EXTRACT:
The Home and Pro editions, meanwhile, are effectively "Xbox OS for PCs." They turn your computer into an entertainment appliance run and maintained by Microsoft itself. Of course they collect data, just like there are data-collection agents on all the nodes of your average production system cluster. When Microsoft is the sysadmin, Microsoft needs to collect ops data.
And, personally, I don't think that's a bad thing, per se. It's a choice you make. You can take control of your PC while still running Windows, if you like. (It's just a big hassle, because truly administering a modern Windows system is a big hassle.)
There's something fundamentally wrong with that to my mind, given how the Pro release of Windows has always been placed.
I should not need to get an Enterprise release to be able to manage my own machine, restrict the phoning home, and control other basic features of my machine used in a professional context. I've no need of 101 features for managing 1,000 desktops and neither have many smaller businesses who are also now landed with "Xbox OS for PCs".
And Pro really refers to Prosumer not Professional.
Anyhow, it is /not/ ok for an OS to spy on their users by default - even if you can disable it manually.

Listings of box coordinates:
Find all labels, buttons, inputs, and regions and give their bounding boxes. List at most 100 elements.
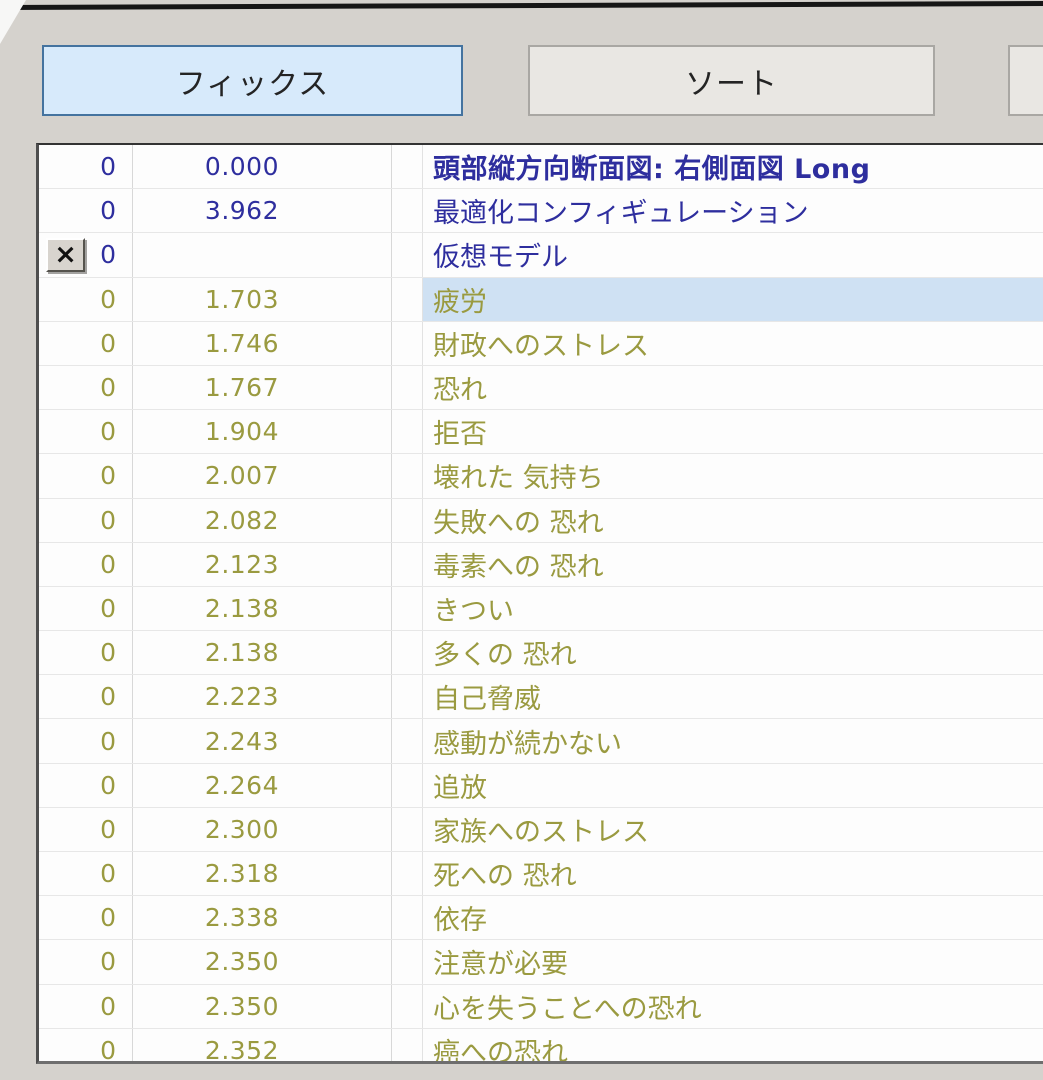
table-row[interactable]: 0 0.000 頭部縦方向断面図: 右側面図 Long <box>39 145 1043 190</box>
row-flag-cell[interactable]: 0 <box>39 277 133 321</box>
row-value-cell[interactable]: 3.962 <box>133 189 392 233</box>
row-label-cell[interactable]: 感動が続かない <box>423 719 1043 762</box>
row-flag-value: 0 <box>100 859 116 889</box>
row-value-cell[interactable] <box>133 233 392 277</box>
table-row[interactable]: 0 2.243 感動が続かない <box>39 719 1043 764</box>
row-value-cell[interactable]: 1.767 <box>133 365 392 410</box>
row-label-cell[interactable]: 頭部縦方向断面図: 右側面図 Long <box>423 145 1043 188</box>
row-value-cell[interactable]: 1.746 <box>133 321 392 365</box>
row-flag-cell[interactable]: 0 <box>39 940 133 984</box>
row-flag-cell[interactable]: 0 <box>39 807 133 851</box>
row-label-cell[interactable]: 拒否 <box>423 410 1043 453</box>
row-label-cell[interactable]: 追放 <box>423 764 1043 807</box>
row-label-cell[interactable]: 家族へのストレス <box>423 808 1043 851</box>
table-row[interactable]: 0 2.264 追放 <box>39 763 1043 808</box>
table-row[interactable]: 0 2.223 自己脅威 <box>39 675 1043 720</box>
row-label-cell[interactable]: 壊れた 気持ち <box>423 454 1043 497</box>
row-flag-value: 0 <box>100 196 116 226</box>
row-label: 癌への恐れ <box>433 1037 568 1064</box>
close-button[interactable]: × <box>46 237 85 272</box>
row-label-cell[interactable]: 死への 恐れ <box>423 852 1043 895</box>
row-flag-value: 0 <box>100 903 116 933</box>
table-row[interactable]: 0 2.318 死への 恐れ <box>39 852 1043 897</box>
row-label-cell[interactable]: 多くの 恐れ <box>423 631 1043 674</box>
row-value-cell[interactable]: 1.904 <box>133 410 392 454</box>
row-flag-cell[interactable]: 0 <box>39 763 133 807</box>
row-flag-value: 0 <box>100 682 116 712</box>
row-label-cell[interactable]: 毒素への 恐れ <box>423 543 1043 586</box>
row-value-cell[interactable]: 2.264 <box>133 763 392 807</box>
row-spacer-cell <box>392 498 423 542</box>
row-value: 2.243 <box>204 726 279 756</box>
row-flag-cell[interactable]: 0 <box>39 365 133 410</box>
sort-button[interactable]: ソート <box>528 45 935 116</box>
table-row[interactable]: 0 1.703 疲労 <box>39 277 1043 322</box>
row-value-cell[interactable]: 2.082 <box>133 498 392 542</box>
row-value-cell[interactable]: 1.703 <box>133 277 392 321</box>
table-row[interactable]: 0 2.350 心を失うことへの恐れ <box>39 984 1043 1029</box>
table-row[interactable]: 0 1.904 拒否 <box>39 410 1043 455</box>
row-label-cell[interactable]: 依存 <box>423 896 1043 939</box>
clipped-right-button[interactable] <box>1008 45 1043 116</box>
row-flag-cell[interactable]: 0 <box>39 542 133 586</box>
row-flag-cell[interactable]: 0 <box>39 852 133 896</box>
table-row[interactable]: 0 × 仮想モデル <box>39 233 1043 278</box>
row-label-cell[interactable]: 仮想モデル <box>423 233 1043 276</box>
row-label: 拒否 <box>433 419 487 451</box>
row-flag-cell[interactable]: 0 <box>39 896 133 940</box>
table-row[interactable]: 0 2.138 きつい <box>39 586 1043 632</box>
row-flag-cell[interactable]: 0 <box>39 586 133 631</box>
row-value-cell[interactable]: 2.243 <box>133 719 392 763</box>
row-flag-cell[interactable]: 0 <box>39 498 133 542</box>
row-flag-cell[interactable]: 0 × <box>39 233 133 277</box>
row-label-cell[interactable]: 癌への恐れ <box>423 1029 1043 1064</box>
row-value-cell[interactable]: 2.350 <box>133 940 392 984</box>
table-row[interactable]: 0 2.138 多くの 恐れ <box>39 631 1043 676</box>
row-flag-cell[interactable]: 0 <box>39 189 133 233</box>
row-value-cell[interactable]: 2.138 <box>133 631 392 675</box>
row-value-cell[interactable]: 2.352 <box>133 1028 392 1061</box>
row-flag-cell[interactable]: 0 <box>39 675 133 719</box>
row-value: 2.350 <box>204 947 279 977</box>
row-flag-cell[interactable]: 0 <box>39 454 133 498</box>
row-label-cell[interactable]: 自己脅威 <box>423 675 1043 718</box>
row-flag-value: 0 <box>100 814 116 844</box>
row-flag-cell[interactable]: 0 <box>39 631 133 675</box>
table-row[interactable]: 0 2.350 注意が必要 <box>39 940 1043 985</box>
row-spacer-cell <box>392 984 423 1028</box>
row-flag-cell[interactable]: 0 <box>39 321 133 365</box>
table-row[interactable]: 0 1.746 財政へのストレス <box>39 321 1043 366</box>
table-row[interactable]: 0 1.767 恐れ <box>39 365 1043 411</box>
row-flag-cell[interactable]: 0 <box>39 1028 133 1061</box>
row-label-cell[interactable]: 失敗への 恐れ <box>423 499 1043 542</box>
row-label-cell[interactable]: きつい <box>423 587 1043 630</box>
row-value-cell[interactable]: 2.318 <box>133 852 392 896</box>
row-flag-cell[interactable]: 0 <box>39 984 133 1028</box>
row-value-cell[interactable]: 2.338 <box>133 896 392 940</box>
row-label-cell[interactable]: 注意が必要 <box>423 940 1043 983</box>
table-row[interactable]: 0 2.007 壊れた 気持ち <box>39 454 1043 499</box>
row-spacer-cell <box>392 852 423 896</box>
table-row[interactable]: 0 2.082 失敗への 恐れ <box>39 498 1043 543</box>
table-row[interactable]: 0 2.123 毒素への 恐れ <box>39 542 1043 587</box>
row-value-cell[interactable]: 2.123 <box>133 542 392 586</box>
table-row[interactable]: 0 3.962 最適化コンフィギュレーション <box>39 189 1043 234</box>
row-label-cell[interactable]: 財政へのストレス <box>423 322 1043 365</box>
row-flag-cell[interactable]: 0 <box>39 145 133 189</box>
table-row[interactable]: 0 2.300 家族へのストレス <box>39 807 1043 852</box>
row-value-cell[interactable]: 2.223 <box>133 675 392 719</box>
fix-button[interactable]: フィックス <box>42 45 463 116</box>
row-label-cell[interactable]: 心を失うことへの恐れ <box>423 985 1043 1028</box>
row-value-cell[interactable]: 0.000 <box>133 145 392 189</box>
row-label-cell-selected[interactable]: 疲労 <box>423 277 1043 321</box>
row-label-cell[interactable]: 恐れ <box>423 366 1043 409</box>
table-row[interactable]: 0 2.338 依存 <box>39 896 1043 941</box>
row-flag-cell[interactable]: 0 <box>39 410 133 454</box>
table-row[interactable]: 0 2.352 癌への恐れ <box>39 1028 1043 1064</box>
row-label-cell[interactable]: 最適化コンフィギュレーション <box>423 189 1043 232</box>
row-flag-cell[interactable]: 0 <box>39 719 133 763</box>
row-value-cell[interactable]: 2.350 <box>133 984 392 1028</box>
row-value-cell[interactable]: 2.007 <box>133 454 392 498</box>
row-value-cell[interactable]: 2.300 <box>133 807 392 851</box>
row-value-cell[interactable]: 2.138 <box>133 586 392 631</box>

TASKS TO PERFORM:
(a) In the text on Windows editions, what does the writer say Pro really refers to?
(b) Write what comes next in the text on Windows editions, picking up after its final sentence.
The rows play no part in the work here.

OUTPUTS IN ORDER:
(a) Prosumer, not Professional.

(b)
I skimmed the list and these particular ones jumped out at me:
> URL for a specific two-second chunk of content if there is an error
> Music & TV
> Service URL for song being downloaded from the music service -- collected when an error occurs to facilitate restoration of service
> Photos App
> File source data -- local, SD card, network device, and OneDrive
> only when you have it set to Full level
"you" (probably any users) won't set the level to "full"; this is the default setting (source ). MS only offers "basic" as opt-out (which it really is not).
 - https://docs.microsoft.com/en-us/windows/configuration/basic...
 - https://www.ghacks.net/2018/03/12/configure-telemetry-window...
they're capturing more data about you than you probably realise exists to be captured.
Microsoft have marketed it to business and portrayed it as intended for professional business use ever since XP introduced the version split. Until large enough to be allowed near volume licensing SKUs, when you pass some point past a hundred seats, it's the most professional offering a business can get.
That covers nearly all small and medium businesses.
Nope.. I can buy pro but I can only try enterprise.
As far as I am aware the pitch has not changed - Pro is for for a business environment, Enterprise if you're in need of centralised management of an estate of machines. So no, Pro should not be taking liberties.
So now to be treated professionally I need to buy a laptop with Win 10 Pro and buy Win 10 again to reinstall it / upgrade it with Win 10 LTS? Can you even buy a single copy?
I can't disable debug telemetry or cortona. If I set the options to via admin (or even safe mode) via registry edits. After a reboot I'll find them back on.
Of course, these European prices already include sales tax, which the US prices don't, but even then it would still be ~250USD without BTW.
So 270USD on sale sounds like a decent savings!
I see $200USD
Telemetry can be set to basic in settings too, which is harmless, and it also asks you upon install.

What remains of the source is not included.